-- BEGIN Available records --

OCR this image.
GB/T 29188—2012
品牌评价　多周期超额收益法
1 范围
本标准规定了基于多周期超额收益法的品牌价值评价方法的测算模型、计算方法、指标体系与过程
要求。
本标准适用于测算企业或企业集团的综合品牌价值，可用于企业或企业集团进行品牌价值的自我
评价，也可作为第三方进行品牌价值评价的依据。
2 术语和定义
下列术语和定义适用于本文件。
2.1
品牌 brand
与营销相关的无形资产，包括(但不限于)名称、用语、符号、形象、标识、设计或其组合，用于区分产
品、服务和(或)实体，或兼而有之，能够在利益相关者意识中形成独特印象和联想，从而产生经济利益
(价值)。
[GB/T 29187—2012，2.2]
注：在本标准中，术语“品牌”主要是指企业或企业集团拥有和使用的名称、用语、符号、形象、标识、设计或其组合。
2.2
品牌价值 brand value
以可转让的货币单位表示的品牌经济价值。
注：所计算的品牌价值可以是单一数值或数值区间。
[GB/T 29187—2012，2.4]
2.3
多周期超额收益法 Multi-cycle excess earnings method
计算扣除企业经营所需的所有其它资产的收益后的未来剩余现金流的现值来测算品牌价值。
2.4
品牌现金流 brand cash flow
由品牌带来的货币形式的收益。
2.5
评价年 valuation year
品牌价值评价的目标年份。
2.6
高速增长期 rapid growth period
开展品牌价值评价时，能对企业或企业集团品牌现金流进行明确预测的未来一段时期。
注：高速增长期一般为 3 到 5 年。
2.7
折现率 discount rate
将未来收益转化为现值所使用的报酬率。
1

-- END Available records --

▸ Directions for this task
Print all of the entries exactly as they appear.

▸ Task result
OCR this image.
GB/T 29188—2012
品牌评价　多周期超额收益法
1 范围
本标准规定了基于多周期超额收益法的品牌价值评价方法的测算模型、计算方法、指标体系与过程
要求。
本标准适用于测算企业或企业集团的综合品牌价值，可用于企业或企业集团进行品牌价值的自我
评价，也可作为第三方进行品牌价值评价的依据。
2 术语和定义
下列术语和定义适用于本文件。
2.1
品牌 brand
与营销相关的无形资产，包括(但不限于)名称、用语、符号、形象、标识、设计或其组合，用于区分产
品、服务和(或)实体，或兼而有之，能够在利益相关者意识中形成独特印象和联想，从而产生经济利益
(价值)。
[GB/T 29187—2012，2.2]
注：在本标准中，术语“品牌”主要是指企业或企业集团拥有和使用的名称、用语、符号、形象、标识、设计或其组合。
2.2
品牌价值 brand value
以可转让的货币单位表示的品牌经济价值。
注：所计算的品牌价值可以是单一数值或数值区间。
[GB/T 29187—2012，2.4]
2.3
多周期超额收益法 Multi-cycle excess earnings method
计算扣除企业经营所需的所有其它资产的收益后的未来剩余现金流的现值来测算品牌价值。
2.4
品牌现金流 brand cash flow
由品牌带来的货币形式的收益。
2.5
评价年 valuation year
品牌价值评价的目标年份。
2.6
高速增长期 rapid growth period
开展品牌价值评价时，能对企业或企业集团品牌现金流进行明确预测的未来一段时期。
注：高速增长期一般为 3 到 5 年。
2.7
折现率 discount rate
将未来收益转化为现值所使用的报酬率。
1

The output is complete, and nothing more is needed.